§ GIVEN INSTRUCTION
Copy out all the data, word for word.

§ RECORDED INFORMATION

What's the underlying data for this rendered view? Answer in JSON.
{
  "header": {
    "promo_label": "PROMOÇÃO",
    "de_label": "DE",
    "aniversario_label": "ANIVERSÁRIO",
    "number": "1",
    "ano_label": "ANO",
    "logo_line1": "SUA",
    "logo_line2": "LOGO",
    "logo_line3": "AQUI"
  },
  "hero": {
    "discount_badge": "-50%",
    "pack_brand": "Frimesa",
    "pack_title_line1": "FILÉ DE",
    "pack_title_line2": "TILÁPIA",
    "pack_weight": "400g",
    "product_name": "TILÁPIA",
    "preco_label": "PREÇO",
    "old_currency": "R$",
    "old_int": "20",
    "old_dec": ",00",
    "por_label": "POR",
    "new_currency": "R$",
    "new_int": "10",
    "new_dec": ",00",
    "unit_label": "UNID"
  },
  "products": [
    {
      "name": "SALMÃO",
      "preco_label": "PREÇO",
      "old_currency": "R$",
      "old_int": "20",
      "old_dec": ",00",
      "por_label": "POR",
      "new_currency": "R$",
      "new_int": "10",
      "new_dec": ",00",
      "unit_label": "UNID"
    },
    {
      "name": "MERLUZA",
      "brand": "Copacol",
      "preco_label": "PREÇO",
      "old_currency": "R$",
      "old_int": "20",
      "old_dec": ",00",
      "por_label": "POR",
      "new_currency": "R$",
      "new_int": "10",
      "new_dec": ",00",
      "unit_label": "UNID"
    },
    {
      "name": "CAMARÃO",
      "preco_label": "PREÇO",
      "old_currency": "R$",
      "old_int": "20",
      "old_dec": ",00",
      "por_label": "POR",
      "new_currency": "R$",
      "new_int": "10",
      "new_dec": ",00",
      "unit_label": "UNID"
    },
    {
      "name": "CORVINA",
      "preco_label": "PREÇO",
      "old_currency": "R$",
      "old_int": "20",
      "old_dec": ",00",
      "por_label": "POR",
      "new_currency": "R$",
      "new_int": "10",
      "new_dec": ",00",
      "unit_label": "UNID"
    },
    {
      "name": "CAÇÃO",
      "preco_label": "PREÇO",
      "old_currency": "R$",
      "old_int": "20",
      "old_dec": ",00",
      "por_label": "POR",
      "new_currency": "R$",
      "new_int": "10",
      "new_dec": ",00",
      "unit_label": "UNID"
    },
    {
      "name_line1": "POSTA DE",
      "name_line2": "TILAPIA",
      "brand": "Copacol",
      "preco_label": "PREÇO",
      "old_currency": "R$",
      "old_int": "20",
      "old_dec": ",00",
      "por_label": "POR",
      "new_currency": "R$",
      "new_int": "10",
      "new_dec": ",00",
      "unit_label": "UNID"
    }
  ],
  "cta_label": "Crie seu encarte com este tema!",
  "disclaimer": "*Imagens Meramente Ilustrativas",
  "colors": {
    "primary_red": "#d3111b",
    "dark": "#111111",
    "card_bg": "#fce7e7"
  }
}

§ RESPONSE TO THIS TASK
What's the underlying data for this rendered view? Answer in JSON.
{
  "header": {
    "promo_label": "PROMOÇÃO",
    "de_label": "DE",
    "aniversario_label": "ANIVERSÁRIO",
    "number": "1",
    "ano_label": "ANO",
    "logo_line1": "SUA",
    "logo_line2": "LOGO",
    "logo_line3": "AQUI"
  },
  "hero": {
    "discount_badge": "-50%",
    "pack_brand": "Frimesa",
    "pack_title_line1": "FILÉ DE",
    "pack_title_line2": "TILÁPIA",
    "pack_weight": "400g",
    "product_name": "TILÁPIA",
    "preco_label": "PREÇO",
    "old_currency": "R$",
    "old_int": "20",
    "old_dec": ",00",
    "por_label": "POR",
    "new_currency": "R$",
    "new_int": "10",
    "new_dec": ",00",
    "unit_label": "UNID"
  },
  "products": [
    {
      "name": "SALMÃO",
      "preco_label": "PREÇO",
      "old_currency": "R$",
      "old_int": "20",
      "old_dec": ",00",
      "por_label": "POR",
      "new_currency": "R$",
      "new_int": "10",
      "new_dec": ",00",
      "unit_label": "UNID"
    },
    {
      "name": "MERLUZA",
      "brand": "Copacol",
      "preco_label": "PREÇO",
      "old_currency": "R$",
      "old_int": "20",
      "old_dec": ",00",
      "por_label": "POR",
      "new_currency": "R$",
      "new_int": "10",
      "new_dec": ",00",
      "unit_label": "UNID"
    },
    {
      "name": "CAMARÃO",
      "preco_label": "PREÇO",
      "old_currency": "R$",
      "old_int": "20",
      "old_dec": ",00",
      "por_label": "POR",
      "new_currency": "R$",
      "new_int": "10",
      "new_dec": ",00",
      "unit_label": "UNID"
    },
    {
      "name": "CORVINA",
      "preco_label": "PREÇO",
      "old_currency": "R$",
      "old_int": "20",
      "old_dec": ",00",
      "por_label": "POR",
      "new_currency": "R$",
      "new_int": "10",
      "new_dec": ",00",
      "unit_label": "UNID"
    },
    {
      "name": "CAÇÃO",
      "preco_label": "PREÇO",
      "old_currency": "R$",
      "old_int": "20",
      "old_dec": ",00",
      "por_label": "POR",
      "new_currency": "R$",
      "new_int": "10",
      "new_dec": ",00",
      "unit_label": "UNID"
    },
    {
      "name_line1": "POSTA DE",
      "name_line2": "TILAPIA",
      "brand": "Copacol",
      "preco_label": "PREÇO",
      "old_currency": "R$",
      "old_int": "20",
      "old_dec": ",00",
      "por_label": "POR",
      "new_currency": "R$",
      "new_int": "10",
      "new_dec": ",00",
      "unit_label": "UNID"
    }
  ],
  "cta_label": "Crie seu encarte com este tema!",
  "disclaimer": "*Imagens Meramente Ilustrativas",
  "colors": {
    "primary_red": "#d3111b",
    "dark": "#111111",
    "card_bg": "#fce7e7"
  }
}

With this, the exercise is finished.